* [WHAT NEEDS TO BE DONE]
Return each line of the records holding the string "Normed".

* [DATA ROWS]
# # # #
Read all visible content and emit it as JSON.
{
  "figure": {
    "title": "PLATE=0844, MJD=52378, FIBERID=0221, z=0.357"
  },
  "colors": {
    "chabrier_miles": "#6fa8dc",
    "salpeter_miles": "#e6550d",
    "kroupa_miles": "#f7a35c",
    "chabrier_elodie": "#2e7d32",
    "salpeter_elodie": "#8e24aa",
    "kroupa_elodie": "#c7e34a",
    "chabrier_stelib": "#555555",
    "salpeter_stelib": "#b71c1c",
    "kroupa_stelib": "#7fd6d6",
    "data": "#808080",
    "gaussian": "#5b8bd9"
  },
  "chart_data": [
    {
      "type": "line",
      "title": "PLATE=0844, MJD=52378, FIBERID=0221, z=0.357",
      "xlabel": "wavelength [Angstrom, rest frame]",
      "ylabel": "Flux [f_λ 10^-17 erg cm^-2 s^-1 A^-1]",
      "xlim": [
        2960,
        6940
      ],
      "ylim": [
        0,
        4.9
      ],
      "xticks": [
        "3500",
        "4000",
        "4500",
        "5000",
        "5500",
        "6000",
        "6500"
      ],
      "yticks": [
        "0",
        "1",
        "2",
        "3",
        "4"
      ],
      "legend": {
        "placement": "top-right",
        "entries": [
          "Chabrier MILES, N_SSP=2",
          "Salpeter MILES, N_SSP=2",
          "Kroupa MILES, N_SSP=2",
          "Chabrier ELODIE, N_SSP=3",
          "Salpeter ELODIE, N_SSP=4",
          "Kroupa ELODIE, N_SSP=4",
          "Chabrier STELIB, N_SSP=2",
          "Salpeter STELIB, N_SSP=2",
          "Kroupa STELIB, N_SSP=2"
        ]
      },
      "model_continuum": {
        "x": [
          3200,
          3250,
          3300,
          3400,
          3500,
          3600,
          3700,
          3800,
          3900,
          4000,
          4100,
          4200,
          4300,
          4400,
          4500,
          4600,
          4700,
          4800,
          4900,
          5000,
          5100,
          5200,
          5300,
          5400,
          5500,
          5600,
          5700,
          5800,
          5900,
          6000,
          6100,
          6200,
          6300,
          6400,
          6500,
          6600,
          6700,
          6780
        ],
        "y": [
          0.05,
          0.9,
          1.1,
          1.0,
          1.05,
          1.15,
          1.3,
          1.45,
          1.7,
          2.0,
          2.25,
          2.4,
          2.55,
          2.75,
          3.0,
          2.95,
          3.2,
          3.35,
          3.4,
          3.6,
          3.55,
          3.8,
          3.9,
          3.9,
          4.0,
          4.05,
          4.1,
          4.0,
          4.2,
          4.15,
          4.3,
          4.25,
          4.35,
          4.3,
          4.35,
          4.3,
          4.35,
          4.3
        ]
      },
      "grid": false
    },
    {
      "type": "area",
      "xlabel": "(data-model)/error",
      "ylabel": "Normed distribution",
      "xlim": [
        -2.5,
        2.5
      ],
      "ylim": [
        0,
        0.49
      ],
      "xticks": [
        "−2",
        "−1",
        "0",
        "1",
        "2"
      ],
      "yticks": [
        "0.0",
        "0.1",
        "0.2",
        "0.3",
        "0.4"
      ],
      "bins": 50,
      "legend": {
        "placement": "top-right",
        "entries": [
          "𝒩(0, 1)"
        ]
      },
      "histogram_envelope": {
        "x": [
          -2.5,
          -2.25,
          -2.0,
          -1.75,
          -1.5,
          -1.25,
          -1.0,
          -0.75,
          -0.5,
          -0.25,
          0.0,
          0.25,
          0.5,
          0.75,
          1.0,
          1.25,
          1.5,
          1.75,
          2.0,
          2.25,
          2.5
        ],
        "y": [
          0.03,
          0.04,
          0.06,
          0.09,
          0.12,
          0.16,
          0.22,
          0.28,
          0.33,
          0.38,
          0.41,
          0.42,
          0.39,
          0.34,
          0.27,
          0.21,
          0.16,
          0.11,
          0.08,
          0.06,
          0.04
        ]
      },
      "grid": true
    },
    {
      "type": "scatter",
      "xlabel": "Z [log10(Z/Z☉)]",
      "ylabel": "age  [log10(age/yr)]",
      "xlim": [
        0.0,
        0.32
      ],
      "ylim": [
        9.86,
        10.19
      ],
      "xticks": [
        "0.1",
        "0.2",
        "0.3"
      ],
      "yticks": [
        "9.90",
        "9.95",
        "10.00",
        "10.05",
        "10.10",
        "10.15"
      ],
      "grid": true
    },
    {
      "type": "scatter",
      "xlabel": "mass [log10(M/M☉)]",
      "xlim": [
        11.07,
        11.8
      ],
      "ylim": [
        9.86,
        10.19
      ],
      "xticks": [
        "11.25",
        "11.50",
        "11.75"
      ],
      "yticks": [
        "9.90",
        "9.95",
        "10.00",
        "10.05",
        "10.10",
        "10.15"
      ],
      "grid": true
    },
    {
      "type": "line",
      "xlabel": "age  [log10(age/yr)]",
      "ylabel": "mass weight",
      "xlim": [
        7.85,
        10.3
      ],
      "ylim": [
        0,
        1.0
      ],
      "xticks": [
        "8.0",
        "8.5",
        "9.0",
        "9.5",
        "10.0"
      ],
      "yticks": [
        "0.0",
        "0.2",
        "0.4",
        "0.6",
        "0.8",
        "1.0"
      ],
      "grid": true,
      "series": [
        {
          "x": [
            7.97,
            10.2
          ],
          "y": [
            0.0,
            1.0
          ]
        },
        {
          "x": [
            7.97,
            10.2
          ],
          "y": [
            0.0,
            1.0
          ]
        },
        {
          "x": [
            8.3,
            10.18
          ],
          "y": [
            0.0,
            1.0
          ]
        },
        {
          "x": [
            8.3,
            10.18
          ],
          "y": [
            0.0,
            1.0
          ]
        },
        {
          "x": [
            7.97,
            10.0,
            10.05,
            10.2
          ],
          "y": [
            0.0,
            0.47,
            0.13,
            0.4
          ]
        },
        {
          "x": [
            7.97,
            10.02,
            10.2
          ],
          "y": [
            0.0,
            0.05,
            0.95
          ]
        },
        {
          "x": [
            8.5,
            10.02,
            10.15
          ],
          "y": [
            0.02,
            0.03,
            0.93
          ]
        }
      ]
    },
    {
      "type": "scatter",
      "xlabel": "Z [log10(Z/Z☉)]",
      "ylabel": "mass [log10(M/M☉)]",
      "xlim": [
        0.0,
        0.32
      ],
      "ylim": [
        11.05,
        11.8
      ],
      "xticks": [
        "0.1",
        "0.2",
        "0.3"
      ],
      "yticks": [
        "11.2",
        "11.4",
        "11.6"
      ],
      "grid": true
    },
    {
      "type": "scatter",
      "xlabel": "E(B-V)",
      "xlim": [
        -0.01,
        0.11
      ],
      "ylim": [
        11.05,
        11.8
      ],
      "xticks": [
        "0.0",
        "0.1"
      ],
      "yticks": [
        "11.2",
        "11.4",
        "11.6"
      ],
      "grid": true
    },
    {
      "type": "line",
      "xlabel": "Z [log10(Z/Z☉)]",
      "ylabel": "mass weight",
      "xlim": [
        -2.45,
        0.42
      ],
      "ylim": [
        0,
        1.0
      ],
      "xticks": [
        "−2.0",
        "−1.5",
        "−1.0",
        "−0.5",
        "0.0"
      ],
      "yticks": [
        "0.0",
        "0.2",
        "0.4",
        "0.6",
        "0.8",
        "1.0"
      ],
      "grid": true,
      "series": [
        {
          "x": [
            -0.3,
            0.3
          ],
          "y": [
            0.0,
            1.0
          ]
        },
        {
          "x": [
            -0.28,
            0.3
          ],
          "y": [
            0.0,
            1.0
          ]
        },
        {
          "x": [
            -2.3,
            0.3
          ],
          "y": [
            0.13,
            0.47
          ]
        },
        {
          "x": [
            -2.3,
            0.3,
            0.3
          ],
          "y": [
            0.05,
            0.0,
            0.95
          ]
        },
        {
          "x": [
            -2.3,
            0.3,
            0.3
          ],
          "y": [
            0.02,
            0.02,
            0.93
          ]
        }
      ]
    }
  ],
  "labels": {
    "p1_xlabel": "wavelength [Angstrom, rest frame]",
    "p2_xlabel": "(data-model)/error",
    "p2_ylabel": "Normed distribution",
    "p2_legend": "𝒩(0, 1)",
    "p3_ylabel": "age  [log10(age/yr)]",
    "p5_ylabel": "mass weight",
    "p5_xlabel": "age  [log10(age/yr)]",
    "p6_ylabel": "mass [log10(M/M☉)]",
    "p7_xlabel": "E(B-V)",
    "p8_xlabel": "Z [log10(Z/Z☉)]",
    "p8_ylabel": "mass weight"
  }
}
# # # #
* [WRITTEN ANSWER]
      "ylabel": "Normed distribution",
    "p2_ylabel": "Normed distribution",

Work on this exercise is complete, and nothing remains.